### DATA SHOWN
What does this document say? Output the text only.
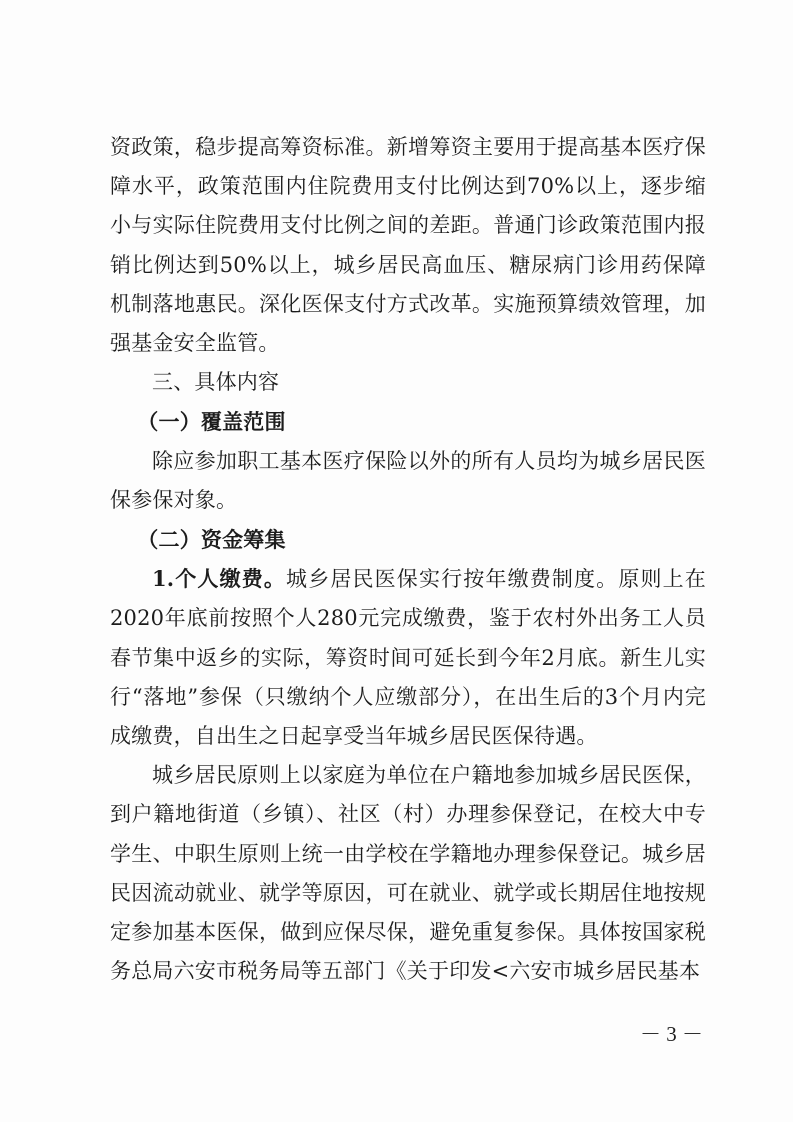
资政策，稳步提高筹资标准。新增筹资主要用于提高基本医疗保障水平，政策范围内住院费用支付比例达到70%以上，逐步缩小与实际住院费用支付比例之间的差距。普通门诊政策范围内报销比例达到50%以上，城乡居民高血压、糖尿病门诊用药保障机制落地惠民。深化医保支付方式改革。实施预算绩效管理，加强基金安全监管。

三、具体内容

（一）覆盖范围

除应参加职工基本医疗保险以外的所有人员均为城乡居民医保参保对象。

（二）资金筹集

1.个人缴费。城乡居民医保实行按年缴费制度。原则上在2020年底前按照个人280元完成缴费，鉴于农村外出务工人员春节集中返乡的实际，筹资时间可延长到今年2月底。新生儿实行“落地”参保（只缴纳个人应缴部分），在出生后的3个月内完成缴费，自出生之日起享受当年城乡居民医保待遇。

城乡居民原则上以家庭为单位在户籍地参加城乡居民医保，到户籍地街道（乡镇）、社区（村）办理参保登记，在校大中专学生、中职生原则上统一由学校在学籍地办理参保登记。城乡居民因流动就业、就学等原因，可在就业、就学或长期居住地按规定参加基本医保，做到应保尽保，避免重复参保。具体按国家税务总局六安市税务局等五部门《关于印发<六安市城乡居民基本

－ 3 －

### THE TASK
Copy out every line of the material above exactly, skipping the pictures.

### IN RESPONSE
What does this document say? Output the text only.
资政策，稳步提高筹资标准。新增筹资主要用于提高基本医疗保障水平，政策范围内住院费用支付比例达到70%以上，逐步缩小与实际住院费用支付比例之间的差距。普通门诊政策范围内报销比例达到50%以上，城乡居民高血压、糖尿病门诊用药保障机制落地惠民。深化医保支付方式改革。实施预算绩效管理，加强基金安全监管。

三、具体内容

（一）覆盖范围

除应参加职工基本医疗保险以外的所有人员均为城乡居民医保参保对象。

（二）资金筹集

1.个人缴费。城乡居民医保实行按年缴费制度。原则上在2020年底前按照个人280元完成缴费，鉴于农村外出务工人员春节集中返乡的实际，筹资时间可延长到今年2月底。新生儿实行“落地”参保（只缴纳个人应缴部分），在出生后的3个月内完成缴费，自出生之日起享受当年城乡居民医保待遇。

城乡居民原则上以家庭为单位在户籍地参加城乡居民医保，到户籍地街道（乡镇）、社区（村）办理参保登记，在校大中专学生、中职生原则上统一由学校在学籍地办理参保登记。城乡居民因流动就业、就学等原因，可在就业、就学或长期居住地按规定参加基本医保，做到应保尽保，避免重复参保。具体按国家税务总局六安市税务局等五部门《关于印发<六安市城乡居民基本

－ 3 －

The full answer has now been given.